— start of Input material —

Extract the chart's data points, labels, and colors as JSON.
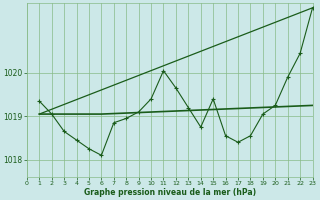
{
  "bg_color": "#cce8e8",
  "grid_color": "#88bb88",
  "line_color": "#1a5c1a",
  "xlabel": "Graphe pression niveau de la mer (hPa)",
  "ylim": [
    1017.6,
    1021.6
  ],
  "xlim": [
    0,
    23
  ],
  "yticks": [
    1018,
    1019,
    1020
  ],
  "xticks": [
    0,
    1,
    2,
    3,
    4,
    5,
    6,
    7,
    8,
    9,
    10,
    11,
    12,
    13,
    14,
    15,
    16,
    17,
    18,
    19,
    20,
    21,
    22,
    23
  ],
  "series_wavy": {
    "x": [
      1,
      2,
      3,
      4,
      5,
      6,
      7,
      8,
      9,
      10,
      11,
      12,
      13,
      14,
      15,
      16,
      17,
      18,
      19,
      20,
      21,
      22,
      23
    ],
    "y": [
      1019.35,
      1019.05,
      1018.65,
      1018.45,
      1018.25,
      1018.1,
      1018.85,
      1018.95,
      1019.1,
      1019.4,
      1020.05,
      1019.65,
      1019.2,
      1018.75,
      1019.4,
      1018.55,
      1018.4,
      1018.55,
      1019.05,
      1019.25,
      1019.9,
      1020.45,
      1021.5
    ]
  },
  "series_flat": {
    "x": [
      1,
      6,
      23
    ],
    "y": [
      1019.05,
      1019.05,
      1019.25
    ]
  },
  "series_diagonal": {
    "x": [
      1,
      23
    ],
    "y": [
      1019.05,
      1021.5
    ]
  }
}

— end of Input material —

Leave out the pictures and copy every record above exactly.

* [Output below]
Extract the chart's data points, labels, and colors as JSON.
{
  "bg_color": "#cce8e8",
  "grid_color": "#88bb88",
  "line_color": "#1a5c1a",
  "xlabel": "Graphe pression niveau de la mer (hPa)",
  "ylim": [
    1017.6,
    1021.6
  ],
  "xlim": [
    0,
    23
  ],
  "yticks": [
    1018,
    1019,
    1020
  ],
  "xticks": [
    0,
    1,
    2,
    3,
    4,
    5,
    6,
    7,
    8,
    9,
    10,
    11,
    12,
    13,
    14,
    15,
    16,
    17,
    18,
    19,
    20,
    21,
    22,
    23
  ],
  "series_wavy": {
    "x": [
      1,
      2,
      3,
      4,
      5,
      6,
      7,
      8,
      9,
      10,
      11,
      12,
      13,
      14,
      15,
      16,
      17,
      18,
      19,
      20,
      21,
      22,
      23
    ],
    "y": [
      1019.35,
      1019.05,
      1018.65,
      1018.45,
      1018.25,
      1018.1,
      1018.85,
      1018.95,
      1019.1,
      1019.4,
      1020.05,
      1019.65,
      1019.2,
      1018.75,
      1019.4,
      1018.55,
      1018.4,
      1018.55,
      1019.05,
      1019.25,
      1019.9,
      1020.45,
      1021.5
    ]
  },
  "series_flat": {
    "x": [
      1,
      6,
      23
    ],
    "y": [
      1019.05,
      1019.05,
      1019.25
    ]
  },
  "series_diagonal": {
    "x": [
      1,
      23
    ],
    "y": [
      1019.05,
      1021.5
    ]
  }
}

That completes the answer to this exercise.